---- Record extracts
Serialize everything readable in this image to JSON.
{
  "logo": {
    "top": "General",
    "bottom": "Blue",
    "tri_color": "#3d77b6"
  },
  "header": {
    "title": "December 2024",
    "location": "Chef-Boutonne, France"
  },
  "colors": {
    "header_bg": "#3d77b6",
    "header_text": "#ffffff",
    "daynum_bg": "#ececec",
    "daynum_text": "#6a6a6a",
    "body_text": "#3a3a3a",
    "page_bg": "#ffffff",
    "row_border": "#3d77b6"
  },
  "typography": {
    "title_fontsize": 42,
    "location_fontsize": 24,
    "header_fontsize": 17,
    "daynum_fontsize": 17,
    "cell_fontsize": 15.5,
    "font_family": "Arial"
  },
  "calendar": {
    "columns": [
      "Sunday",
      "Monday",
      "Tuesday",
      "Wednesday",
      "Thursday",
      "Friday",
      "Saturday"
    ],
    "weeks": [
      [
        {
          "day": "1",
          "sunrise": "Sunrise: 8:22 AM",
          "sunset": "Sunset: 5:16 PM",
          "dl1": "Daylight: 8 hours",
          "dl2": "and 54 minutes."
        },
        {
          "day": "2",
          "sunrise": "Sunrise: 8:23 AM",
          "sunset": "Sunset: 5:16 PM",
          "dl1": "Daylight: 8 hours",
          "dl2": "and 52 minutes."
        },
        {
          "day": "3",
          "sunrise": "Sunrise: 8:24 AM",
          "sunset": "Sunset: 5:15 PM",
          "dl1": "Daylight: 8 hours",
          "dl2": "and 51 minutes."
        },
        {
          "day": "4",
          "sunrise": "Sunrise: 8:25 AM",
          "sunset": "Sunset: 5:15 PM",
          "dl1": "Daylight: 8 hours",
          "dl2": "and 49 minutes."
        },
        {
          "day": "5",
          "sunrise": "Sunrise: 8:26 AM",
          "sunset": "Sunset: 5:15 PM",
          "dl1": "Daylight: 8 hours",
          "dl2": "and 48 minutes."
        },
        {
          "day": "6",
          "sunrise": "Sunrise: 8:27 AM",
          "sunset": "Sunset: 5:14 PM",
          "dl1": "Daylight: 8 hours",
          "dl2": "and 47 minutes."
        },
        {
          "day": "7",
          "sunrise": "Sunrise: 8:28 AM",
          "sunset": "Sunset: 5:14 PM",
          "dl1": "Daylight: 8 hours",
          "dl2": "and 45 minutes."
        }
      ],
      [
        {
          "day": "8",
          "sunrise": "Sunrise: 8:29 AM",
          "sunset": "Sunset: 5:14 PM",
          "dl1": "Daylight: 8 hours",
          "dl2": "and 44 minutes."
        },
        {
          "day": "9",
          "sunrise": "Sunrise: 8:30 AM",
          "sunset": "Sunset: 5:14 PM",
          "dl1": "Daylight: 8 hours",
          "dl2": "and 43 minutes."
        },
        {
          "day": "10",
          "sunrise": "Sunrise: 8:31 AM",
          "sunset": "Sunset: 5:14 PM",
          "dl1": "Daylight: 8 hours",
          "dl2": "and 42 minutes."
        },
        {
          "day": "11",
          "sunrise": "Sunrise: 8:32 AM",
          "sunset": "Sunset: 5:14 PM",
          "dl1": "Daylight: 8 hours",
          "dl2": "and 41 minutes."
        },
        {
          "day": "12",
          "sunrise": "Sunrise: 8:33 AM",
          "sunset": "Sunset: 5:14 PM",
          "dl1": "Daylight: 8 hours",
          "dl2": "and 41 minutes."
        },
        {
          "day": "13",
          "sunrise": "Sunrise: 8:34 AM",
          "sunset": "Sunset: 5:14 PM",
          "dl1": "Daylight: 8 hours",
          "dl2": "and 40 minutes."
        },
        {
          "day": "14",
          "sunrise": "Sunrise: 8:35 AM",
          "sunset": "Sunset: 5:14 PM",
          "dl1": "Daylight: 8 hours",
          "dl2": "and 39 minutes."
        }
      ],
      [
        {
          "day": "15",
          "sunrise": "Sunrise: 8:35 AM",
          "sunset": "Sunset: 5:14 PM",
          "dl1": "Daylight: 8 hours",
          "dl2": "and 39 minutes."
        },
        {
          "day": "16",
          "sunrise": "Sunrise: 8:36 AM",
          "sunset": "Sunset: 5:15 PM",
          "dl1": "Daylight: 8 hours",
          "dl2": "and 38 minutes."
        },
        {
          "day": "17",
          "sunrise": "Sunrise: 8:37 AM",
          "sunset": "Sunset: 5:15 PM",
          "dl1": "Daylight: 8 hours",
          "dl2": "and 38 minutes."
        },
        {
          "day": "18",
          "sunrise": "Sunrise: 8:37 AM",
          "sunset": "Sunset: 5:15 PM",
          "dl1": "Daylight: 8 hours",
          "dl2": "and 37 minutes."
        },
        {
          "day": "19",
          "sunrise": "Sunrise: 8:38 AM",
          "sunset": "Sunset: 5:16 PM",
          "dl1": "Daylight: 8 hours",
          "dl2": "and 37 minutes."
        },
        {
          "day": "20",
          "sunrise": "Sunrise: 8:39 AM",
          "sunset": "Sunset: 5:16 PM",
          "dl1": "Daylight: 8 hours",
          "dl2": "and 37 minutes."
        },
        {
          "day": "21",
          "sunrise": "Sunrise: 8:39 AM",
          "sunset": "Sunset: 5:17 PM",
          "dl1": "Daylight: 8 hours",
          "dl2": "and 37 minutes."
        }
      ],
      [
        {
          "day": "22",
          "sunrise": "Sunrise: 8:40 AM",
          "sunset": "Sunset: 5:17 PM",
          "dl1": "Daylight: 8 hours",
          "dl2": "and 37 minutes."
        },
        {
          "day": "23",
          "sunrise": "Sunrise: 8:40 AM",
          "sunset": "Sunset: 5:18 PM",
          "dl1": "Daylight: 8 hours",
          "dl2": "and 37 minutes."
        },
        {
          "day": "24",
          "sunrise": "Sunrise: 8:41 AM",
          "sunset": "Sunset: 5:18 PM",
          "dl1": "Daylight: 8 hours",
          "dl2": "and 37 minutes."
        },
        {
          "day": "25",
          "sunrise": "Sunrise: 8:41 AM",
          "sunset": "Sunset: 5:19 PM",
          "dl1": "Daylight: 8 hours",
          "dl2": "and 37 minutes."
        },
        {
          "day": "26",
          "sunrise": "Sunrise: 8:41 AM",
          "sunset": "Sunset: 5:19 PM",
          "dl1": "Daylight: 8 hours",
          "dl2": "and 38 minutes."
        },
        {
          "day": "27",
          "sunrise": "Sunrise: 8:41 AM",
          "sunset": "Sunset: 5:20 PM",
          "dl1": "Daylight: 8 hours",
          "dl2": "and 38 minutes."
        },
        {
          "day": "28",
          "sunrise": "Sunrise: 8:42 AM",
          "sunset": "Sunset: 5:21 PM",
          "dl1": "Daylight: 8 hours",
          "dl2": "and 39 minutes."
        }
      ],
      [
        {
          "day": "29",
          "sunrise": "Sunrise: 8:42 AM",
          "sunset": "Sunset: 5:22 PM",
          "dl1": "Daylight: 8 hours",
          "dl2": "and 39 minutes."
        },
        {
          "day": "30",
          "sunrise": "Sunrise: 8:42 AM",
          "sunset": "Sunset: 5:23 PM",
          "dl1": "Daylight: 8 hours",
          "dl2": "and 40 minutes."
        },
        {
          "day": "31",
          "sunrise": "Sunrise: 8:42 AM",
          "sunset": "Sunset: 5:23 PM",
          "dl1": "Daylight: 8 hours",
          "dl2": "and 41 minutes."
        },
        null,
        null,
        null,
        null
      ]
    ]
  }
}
--------
● **Short problem**
Go through the listing above and restate it word for word.

● **Task output**
Serialize everything readable in this image to JSON.
{
  "logo": {
    "top": "General",
    "bottom": "Blue",
    "tri_color": "#3d77b6"
  },
  "header": {
    "title": "December 2024",
    "location": "Chef-Boutonne, France"
  },
  "colors": {
    "header_bg": "#3d77b6",
    "header_text": "#ffffff",
    "daynum_bg": "#ececec",
    "daynum_text": "#6a6a6a",
    "body_text": "#3a3a3a",
    "page_bg": "#ffffff",
    "row_border": "#3d77b6"
  },
  "typography": {
    "title_fontsize": 42,
    "location_fontsize": 24,
    "header_fontsize": 17,
    "daynum_fontsize": 17,
    "cell_fontsize": 15.5,
    "font_family": "Arial"
  },
  "calendar": {
    "columns": [
      "Sunday",
      "Monday",
      "Tuesday",
      "Wednesday",
      "Thursday",
      "Friday",
      "Saturday"
    ],
    "weeks": [
      [
        {
          "day": "1",
          "sunrise": "Sunrise: 8:22 AM",
          "sunset": "Sunset: 5:16 PM",
          "dl1": "Daylight: 8 hours",
          "dl2": "and 54 minutes."
        },
        {
          "day": "2",
          "sunrise": "Sunrise: 8:23 AM",
          "sunset": "Sunset: 5:16 PM",
          "dl1": "Daylight: 8 hours",
          "dl2": "and 52 minutes."
        },
        {
          "day": "3",
          "sunrise": "Sunrise: 8:24 AM",
          "sunset": "Sunset: 5:15 PM",
          "dl1": "Daylight: 8 hours",
          "dl2": "and 51 minutes."
        },
        {
          "day": "4",
          "sunrise": "Sunrise: 8:25 AM",
          "sunset": "Sunset: 5:15 PM",
          "dl1": "Daylight: 8 hours",
          "dl2": "and 49 minutes."
        },
        {
          "day": "5",
          "sunrise": "Sunrise: 8:26 AM",
          "sunset": "Sunset: 5:15 PM",
          "dl1": "Daylight: 8 hours",
          "dl2": "and 48 minutes."
        },
        {
          "day": "6",
          "sunrise": "Sunrise: 8:27 AM",
          "sunset": "Sunset: 5:14 PM",
          "dl1": "Daylight: 8 hours",
          "dl2": "and 47 minutes."
        },
        {
          "day": "7",
          "sunrise": "Sunrise: 8:28 AM",
          "sunset": "Sunset: 5:14 PM",
          "dl1": "Daylight: 8 hours",
          "dl2": "and 45 minutes."
        }
      ],
      [
        {
          "day": "8",
          "sunrise": "Sunrise: 8:29 AM",
          "sunset": "Sunset: 5:14 PM",
          "dl1": "Daylight: 8 hours",
          "dl2": "and 44 minutes."
        },
        {
          "day": "9",
          "sunrise": "Sunrise: 8:30 AM",
          "sunset": "Sunset: 5:14 PM",
          "dl1": "Daylight: 8 hours",
          "dl2": "and 43 minutes."
        },
        {
          "day": "10",
          "sunrise": "Sunrise: 8:31 AM",
          "sunset": "Sunset: 5:14 PM",
          "dl1": "Daylight: 8 hours",
          "dl2": "and 42 minutes."
        },
        {
          "day": "11",
          "sunrise": "Sunrise: 8:32 AM",
          "sunset": "Sunset: 5:14 PM",
          "dl1": "Daylight: 8 hours",
          "dl2": "and 41 minutes."
        },
        {
          "day": "12",
          "sunrise": "Sunrise: 8:33 AM",
          "sunset": "Sunset: 5:14 PM",
          "dl1": "Daylight: 8 hours",
          "dl2": "and 41 minutes."
        },
        {
          "day": "13",
          "sunrise": "Sunrise: 8:34 AM",
          "sunset": "Sunset: 5:14 PM",
          "dl1": "Daylight: 8 hours",
          "dl2": "and 40 minutes."
        },
        {
          "day": "14",
          "sunrise": "Sunrise: 8:35 AM",
          "sunset": "Sunset: 5:14 PM",
          "dl1": "Daylight: 8 hours",
          "dl2": "and 39 minutes."
        }
      ],
      [
        {
          "day": "15",
          "sunrise": "Sunrise: 8:35 AM",
          "sunset": "Sunset: 5:14 PM",
          "dl1": "Daylight: 8 hours",
          "dl2": "and 39 minutes."
        },
        {
          "day": "16",
          "sunrise": "Sunrise: 8:36 AM",
          "sunset": "Sunset: 5:15 PM",
          "dl1": "Daylight: 8 hours",
          "dl2": "and 38 minutes."
        },
        {
          "day": "17",
          "sunrise": "Sunrise: 8:37 AM",
          "sunset": "Sunset: 5:15 PM",
          "dl1": "Daylight: 8 hours",
          "dl2": "and 38 minutes."
        },
        {
          "day": "18",
          "sunrise": "Sunrise: 8:37 AM",
          "sunset": "Sunset: 5:15 PM",
          "dl1": "Daylight: 8 hours",
          "dl2": "and 37 minutes."
        },
        {
          "day": "19",
          "sunrise": "Sunrise: 8:38 AM",
          "sunset": "Sunset: 5:16 PM",
          "dl1": "Daylight: 8 hours",
          "dl2": "and 37 minutes."
        },
        {
          "day": "20",
          "sunrise": "Sunrise: 8:39 AM",
          "sunset": "Sunset: 5:16 PM",
          "dl1": "Daylight: 8 hours",
          "dl2": "and 37 minutes."
        },
        {
          "day": "21",
          "sunrise": "Sunrise: 8:39 AM",
          "sunset": "Sunset: 5:17 PM",
          "dl1": "Daylight: 8 hours",
          "dl2": "and 37 minutes."
        }
      ],
      [
        {
          "day": "22",
          "sunrise": "Sunrise: 8:40 AM",
          "sunset": "Sunset: 5:17 PM",
          "dl1": "Daylight: 8 hours",
          "dl2": "and 37 minutes."
        },
        {
          "day": "23",
          "sunrise": "Sunrise: 8:40 AM",
          "sunset": "Sunset: 5:18 PM",
          "dl1": "Daylight: 8 hours",
          "dl2": "and 37 minutes."
        },
        {
          "day": "24",
          "sunrise": "Sunrise: 8:41 AM",
          "sunset": "Sunset: 5:18 PM",
          "dl1": "Daylight: 8 hours",
          "dl2": "and 37 minutes."
        },
        {
          "day": "25",
          "sunrise": "Sunrise: 8:41 AM",
          "sunset": "Sunset: 5:19 PM",
          "dl1": "Daylight: 8 hours",
          "dl2": "and 37 minutes."
        },
        {
          "day": "26",
          "sunrise": "Sunrise: 8:41 AM",
          "sunset": "Sunset: 5:19 PM",
          "dl1": "Daylight: 8 hours",
          "dl2": "and 38 minutes."
        },
        {
          "day": "27",
          "sunrise": "Sunrise: 8:41 AM",
          "sunset": "Sunset: 5:20 PM",
          "dl1": "Daylight: 8 hours",
          "dl2": "and 38 minutes."
        },
        {
          "day": "28",
          "sunrise": "Sunrise: 8:42 AM",
          "sunset": "Sunset: 5:21 PM",
          "dl1": "Daylight: 8 hours",
          "dl2": "and 39 minutes."
        }
      ],
      [
        {
          "day": "29",
          "sunrise": "Sunrise: 8:42 AM",
          "sunset": "Sunset: 5:22 PM",
          "dl1": "Daylight: 8 hours",
          "dl2": "and 39 minutes."
        },
        {
          "day": "30",
          "sunrise": "Sunrise: 8:42 AM",
          "sunset": "Sunset: 5:23 PM",
          "dl1": "Daylight: 8 hours",
          "dl2": "and 40 minutes."
        },
        {
          "day": "31",
          "sunrise": "Sunrise: 8:42 AM",
          "sunset": "Sunset: 5:23 PM",
          "dl1": "Daylight: 8 hours",
          "dl2": "and 41 minutes."
        },
        null,
        null,
        null,
        null
      ]
    ]
  }
}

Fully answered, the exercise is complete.